- _Work required_
Copy every line of the records below word for word, leaving out the pictures.

- _Data to process_
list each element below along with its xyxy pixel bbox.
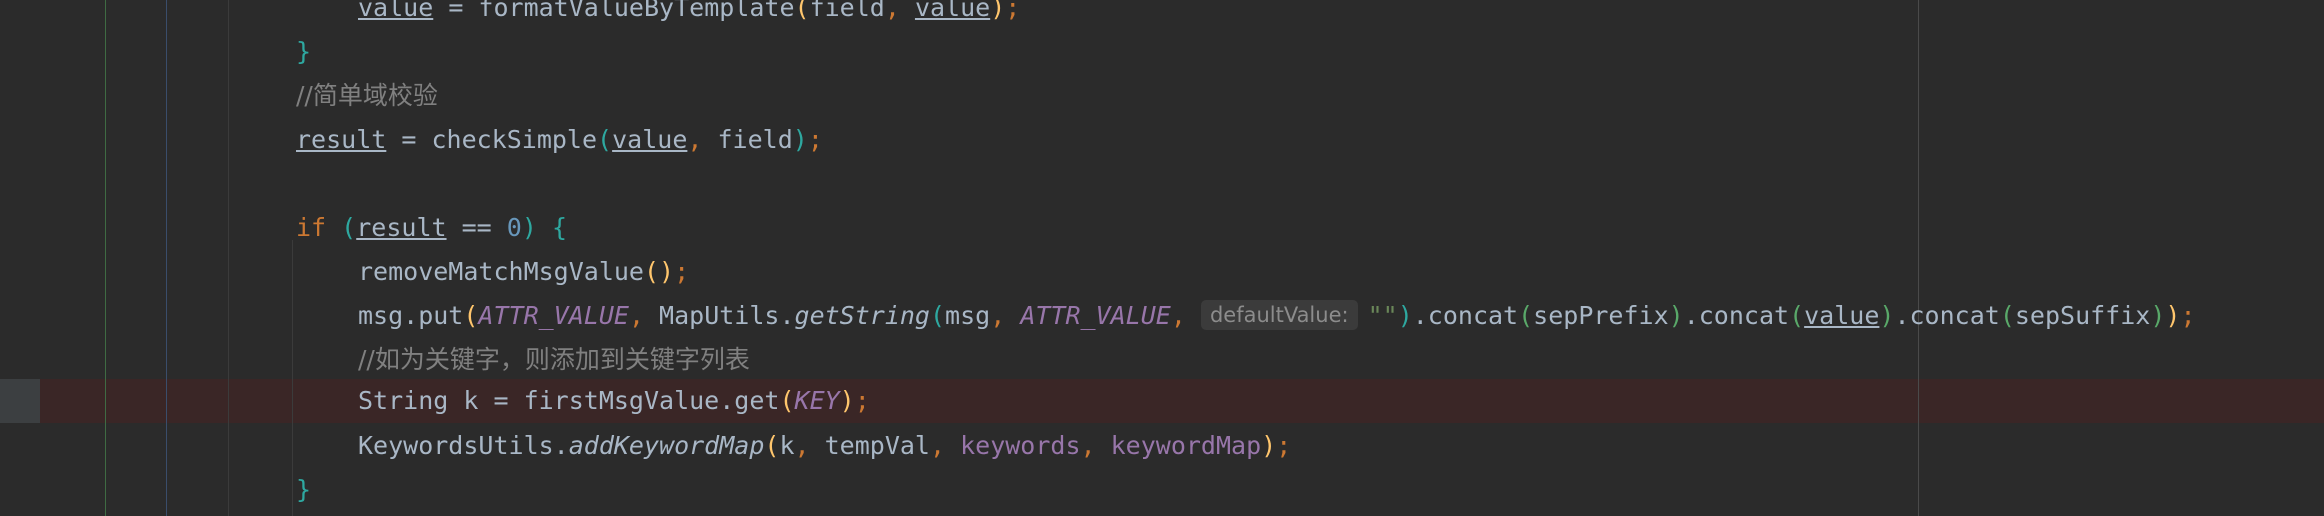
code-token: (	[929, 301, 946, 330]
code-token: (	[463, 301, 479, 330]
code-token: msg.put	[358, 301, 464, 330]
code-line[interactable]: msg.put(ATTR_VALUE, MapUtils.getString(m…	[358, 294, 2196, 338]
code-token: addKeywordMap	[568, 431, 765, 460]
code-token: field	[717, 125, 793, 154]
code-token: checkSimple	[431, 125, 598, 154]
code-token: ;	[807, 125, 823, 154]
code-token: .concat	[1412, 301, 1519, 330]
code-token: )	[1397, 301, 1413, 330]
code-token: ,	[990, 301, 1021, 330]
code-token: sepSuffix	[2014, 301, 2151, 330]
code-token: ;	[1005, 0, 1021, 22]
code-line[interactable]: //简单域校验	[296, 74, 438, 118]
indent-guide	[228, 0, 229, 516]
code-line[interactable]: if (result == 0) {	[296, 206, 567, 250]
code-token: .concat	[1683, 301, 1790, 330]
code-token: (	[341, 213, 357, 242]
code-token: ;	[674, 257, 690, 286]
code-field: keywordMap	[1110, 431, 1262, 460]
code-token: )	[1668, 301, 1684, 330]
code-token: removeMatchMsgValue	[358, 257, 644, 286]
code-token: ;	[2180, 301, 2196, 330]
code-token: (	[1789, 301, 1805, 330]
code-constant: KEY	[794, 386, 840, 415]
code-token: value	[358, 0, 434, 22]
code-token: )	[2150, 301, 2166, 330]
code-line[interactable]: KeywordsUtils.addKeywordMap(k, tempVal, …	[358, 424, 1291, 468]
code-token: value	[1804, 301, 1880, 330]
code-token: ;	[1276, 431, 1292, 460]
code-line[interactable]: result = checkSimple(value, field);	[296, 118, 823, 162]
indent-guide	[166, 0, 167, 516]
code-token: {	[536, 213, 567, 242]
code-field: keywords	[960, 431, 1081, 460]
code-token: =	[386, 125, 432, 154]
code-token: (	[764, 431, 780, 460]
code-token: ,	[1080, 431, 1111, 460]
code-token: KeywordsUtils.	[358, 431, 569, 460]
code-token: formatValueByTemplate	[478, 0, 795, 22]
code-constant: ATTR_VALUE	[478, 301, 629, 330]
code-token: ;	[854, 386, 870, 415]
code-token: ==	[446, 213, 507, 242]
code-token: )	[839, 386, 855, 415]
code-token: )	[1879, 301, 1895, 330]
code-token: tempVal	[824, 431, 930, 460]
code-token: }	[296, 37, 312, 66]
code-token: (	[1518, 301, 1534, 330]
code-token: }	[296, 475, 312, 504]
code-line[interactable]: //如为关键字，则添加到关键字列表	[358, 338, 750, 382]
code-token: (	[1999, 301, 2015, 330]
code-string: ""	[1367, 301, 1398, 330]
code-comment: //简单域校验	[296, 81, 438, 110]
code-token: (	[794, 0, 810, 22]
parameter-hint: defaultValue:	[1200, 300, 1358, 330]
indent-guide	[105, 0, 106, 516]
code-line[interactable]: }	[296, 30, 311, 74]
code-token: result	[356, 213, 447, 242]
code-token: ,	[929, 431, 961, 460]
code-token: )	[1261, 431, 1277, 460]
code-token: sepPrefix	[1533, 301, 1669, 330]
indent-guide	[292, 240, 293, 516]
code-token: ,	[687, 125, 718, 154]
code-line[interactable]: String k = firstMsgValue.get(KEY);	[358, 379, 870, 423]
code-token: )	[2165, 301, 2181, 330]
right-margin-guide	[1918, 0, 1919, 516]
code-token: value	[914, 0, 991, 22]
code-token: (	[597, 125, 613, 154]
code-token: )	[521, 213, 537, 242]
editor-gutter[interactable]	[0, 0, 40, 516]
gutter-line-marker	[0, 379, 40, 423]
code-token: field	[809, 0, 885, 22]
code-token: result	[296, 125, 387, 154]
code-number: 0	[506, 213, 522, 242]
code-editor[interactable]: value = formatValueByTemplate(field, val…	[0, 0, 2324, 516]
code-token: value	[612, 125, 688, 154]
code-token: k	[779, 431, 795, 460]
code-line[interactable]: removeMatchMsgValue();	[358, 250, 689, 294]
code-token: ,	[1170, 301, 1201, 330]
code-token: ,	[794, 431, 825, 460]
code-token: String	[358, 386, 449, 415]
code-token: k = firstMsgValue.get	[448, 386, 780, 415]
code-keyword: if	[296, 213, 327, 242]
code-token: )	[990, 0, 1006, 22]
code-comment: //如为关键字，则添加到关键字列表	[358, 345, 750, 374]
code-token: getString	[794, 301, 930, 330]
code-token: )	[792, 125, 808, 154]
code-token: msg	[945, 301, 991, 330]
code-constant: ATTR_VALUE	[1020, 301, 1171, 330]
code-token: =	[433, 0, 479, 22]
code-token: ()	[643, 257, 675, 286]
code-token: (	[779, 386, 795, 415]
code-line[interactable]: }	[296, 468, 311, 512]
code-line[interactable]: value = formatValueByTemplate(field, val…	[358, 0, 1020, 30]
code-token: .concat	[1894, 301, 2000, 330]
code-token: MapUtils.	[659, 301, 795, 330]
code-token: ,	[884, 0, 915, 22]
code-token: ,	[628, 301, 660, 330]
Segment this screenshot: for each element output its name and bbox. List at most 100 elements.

- _Reply_
list each element below along with its xyxy pixel bbox.
code-token: (	[929, 301, 946, 330]
code-token: (	[463, 301, 479, 330]
code-token: msg.put	[358, 301, 464, 330]
code-line[interactable]: msg.put(ATTR_VALUE, MapUtils.getString(m…	[358, 294, 2196, 338]
code-token: addKeywordMap	[568, 431, 765, 460]
code-token: field	[717, 125, 793, 154]
code-token: checkSimple	[431, 125, 598, 154]
code-token: ;	[807, 125, 823, 154]
code-token: .concat	[1412, 301, 1519, 330]
code-token: )	[1397, 301, 1413, 330]
code-token: ,	[990, 301, 1021, 330]
code-token: sepSuffix	[2014, 301, 2151, 330]
code-token: ;	[1005, 0, 1021, 22]
code-line[interactable]: //简单域校验	[296, 74, 438, 118]
indent-guide	[228, 0, 229, 516]
code-line[interactable]: if (result == 0) {	[296, 206, 567, 250]
code-token: .concat	[1683, 301, 1790, 330]
code-token: (	[341, 213, 357, 242]
code-token: ;	[674, 257, 690, 286]
code-field: keywordMap	[1110, 431, 1262, 460]
code-token: )	[1668, 301, 1684, 330]
code-token: removeMatchMsgValue	[358, 257, 644, 286]
code-token: ;	[2180, 301, 2196, 330]
code-token: (	[1789, 301, 1805, 330]
code-constant: KEY	[794, 386, 840, 415]
code-token: value	[358, 0, 434, 22]
code-token: )	[2150, 301, 2166, 330]
code-line[interactable]: KeywordsUtils.addKeywordMap(k, tempVal, …	[358, 424, 1291, 468]
code-token: value	[1804, 301, 1880, 330]
code-token: ;	[1276, 431, 1292, 460]
code-line[interactable]: result = checkSimple(value, field);	[296, 118, 823, 162]
indent-guide	[166, 0, 167, 516]
code-token: {	[536, 213, 567, 242]
code-field: keywords	[960, 431, 1081, 460]
code-token: =	[386, 125, 432, 154]
code-token: (	[764, 431, 780, 460]
code-token: ,	[1080, 431, 1111, 460]
code-token: KeywordsUtils.	[358, 431, 569, 460]
code-token: formatValueByTemplate	[478, 0, 795, 22]
code-constant: ATTR_VALUE	[478, 301, 629, 330]
code-token: ;	[854, 386, 870, 415]
code-token: ==	[446, 213, 507, 242]
code-token: )	[839, 386, 855, 415]
code-token: )	[1879, 301, 1895, 330]
code-token: tempVal	[824, 431, 930, 460]
code-token: }	[296, 37, 312, 66]
code-token: (	[1518, 301, 1534, 330]
code-token: }	[296, 475, 312, 504]
code-line[interactable]: //如为关键字，则添加到关键字列表	[358, 338, 750, 382]
code-token: (	[1999, 301, 2015, 330]
code-string: ""	[1367, 301, 1398, 330]
code-comment: //简单域校验	[296, 81, 438, 110]
code-token: (	[794, 0, 810, 22]
parameter-hint: defaultValue:	[1200, 300, 1358, 330]
indent-guide	[105, 0, 106, 516]
code-line[interactable]: }	[296, 30, 311, 74]
code-token: result	[356, 213, 447, 242]
code-token: ,	[929, 431, 961, 460]
code-token: )	[1261, 431, 1277, 460]
code-token: sepPrefix	[1533, 301, 1669, 330]
indent-guide	[292, 240, 293, 516]
code-token: ,	[687, 125, 718, 154]
code-line[interactable]: String k = firstMsgValue.get(KEY);	[358, 379, 870, 423]
code-token: )	[2165, 301, 2181, 330]
right-margin-guide	[1918, 0, 1919, 516]
code-token: value	[914, 0, 991, 22]
code-token: (	[597, 125, 613, 154]
code-token: )	[521, 213, 537, 242]
editor-gutter[interactable]	[0, 0, 40, 516]
gutter-line-marker	[0, 379, 40, 423]
code-token: field	[809, 0, 885, 22]
code-token: result	[296, 125, 387, 154]
code-number: 0	[506, 213, 522, 242]
code-editor[interactable]: value = formatValueByTemplate(field, val…	[0, 0, 2324, 516]
code-token: value	[612, 125, 688, 154]
code-token: k	[779, 431, 795, 460]
code-line[interactable]: removeMatchMsgValue();	[358, 250, 689, 294]
code-token: ,	[1170, 301, 1201, 330]
code-token: ,	[794, 431, 825, 460]
code-token: String	[358, 386, 449, 415]
code-token: k = firstMsgValue.get	[448, 386, 780, 415]
code-keyword: if	[296, 213, 327, 242]
code-token: )	[990, 0, 1006, 22]
code-comment: //如为关键字，则添加到关键字列表	[358, 345, 750, 374]
code-token: getString	[794, 301, 930, 330]
code-token: )	[792, 125, 808, 154]
code-token: msg	[945, 301, 991, 330]
code-constant: ATTR_VALUE	[1020, 301, 1171, 330]
code-token: =	[433, 0, 479, 22]
code-token: ()	[643, 257, 675, 286]
code-token: (	[779, 386, 795, 415]
code-line[interactable]: }	[296, 468, 311, 512]
code-line[interactable]: value = formatValueByTemplate(field, val…	[358, 0, 1020, 30]
code-token: .concat	[1894, 301, 2000, 330]
code-token: MapUtils.	[659, 301, 795, 330]
code-token: ,	[884, 0, 915, 22]
code-token: ,	[628, 301, 660, 330]
Segment this screenshot: for each element output its name and bbox. List at most 100 elements.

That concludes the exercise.